◆ Given entries
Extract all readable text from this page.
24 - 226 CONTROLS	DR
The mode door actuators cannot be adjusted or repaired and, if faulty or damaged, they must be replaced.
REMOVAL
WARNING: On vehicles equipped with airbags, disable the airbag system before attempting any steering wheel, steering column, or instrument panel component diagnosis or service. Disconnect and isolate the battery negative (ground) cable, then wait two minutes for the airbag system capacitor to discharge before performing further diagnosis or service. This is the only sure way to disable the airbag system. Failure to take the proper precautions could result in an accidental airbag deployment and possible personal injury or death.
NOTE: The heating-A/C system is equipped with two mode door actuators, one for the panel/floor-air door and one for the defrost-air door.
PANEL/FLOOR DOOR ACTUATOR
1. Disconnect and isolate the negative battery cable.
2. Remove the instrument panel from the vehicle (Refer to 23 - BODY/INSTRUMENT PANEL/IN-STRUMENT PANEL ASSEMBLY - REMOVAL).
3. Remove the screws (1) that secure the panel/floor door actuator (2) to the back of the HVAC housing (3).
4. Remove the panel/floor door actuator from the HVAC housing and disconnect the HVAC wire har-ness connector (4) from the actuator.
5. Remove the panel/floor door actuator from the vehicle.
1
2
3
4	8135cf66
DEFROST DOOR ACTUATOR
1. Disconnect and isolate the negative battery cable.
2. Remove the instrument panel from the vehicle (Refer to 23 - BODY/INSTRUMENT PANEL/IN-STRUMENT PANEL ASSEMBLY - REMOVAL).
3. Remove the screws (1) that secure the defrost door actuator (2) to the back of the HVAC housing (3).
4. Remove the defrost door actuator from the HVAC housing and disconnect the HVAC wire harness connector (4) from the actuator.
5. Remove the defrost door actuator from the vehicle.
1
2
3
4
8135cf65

◆ Your objective
Please repeat the listing exactly, with nothing left out.

◆ Result of the task
Extract all readable text from this page.
24 - 226 CONTROLS	DR
The mode door actuators cannot be adjusted or repaired and, if faulty or damaged, they must be replaced.
REMOVAL
WARNING: On vehicles equipped with airbags, disable the airbag system before attempting any steering wheel, steering column, or instrument panel component diagnosis or service. Disconnect and isolate the battery negative (ground) cable, then wait two minutes for the airbag system capacitor to discharge before performing further diagnosis or service. This is the only sure way to disable the airbag system. Failure to take the proper precautions could result in an accidental airbag deployment and possible personal injury or death.
NOTE: The heating-A/C system is equipped with two mode door actuators, one for the panel/floor-air door and one for the defrost-air door.
PANEL/FLOOR DOOR ACTUATOR
1. Disconnect and isolate the negative battery cable.
2. Remove the instrument panel from the vehicle (Refer to 23 - BODY/INSTRUMENT PANEL/IN-STRUMENT PANEL ASSEMBLY - REMOVAL).
3. Remove the screws (1) that secure the panel/floor door actuator (2) to the back of the HVAC housing (3).
4. Remove the panel/floor door actuator from the HVAC housing and disconnect the HVAC wire har-ness connector (4) from the actuator.
5. Remove the panel/floor door actuator from the vehicle.
1
2
3
4	8135cf66
DEFROST DOOR ACTUATOR
1. Disconnect and isolate the negative battery cable.
2. Remove the instrument panel from the vehicle (Refer to 23 - BODY/INSTRUMENT PANEL/IN-STRUMENT PANEL ASSEMBLY - REMOVAL).
3. Remove the screws (1) that secure the defrost door actuator (2) to the back of the HVAC housing (3).
4. Remove the defrost door actuator from the HVAC housing and disconnect the HVAC wire harness connector (4) from the actuator.
5. Remove the defrost door actuator from the vehicle.
1
2
3
4
8135cf65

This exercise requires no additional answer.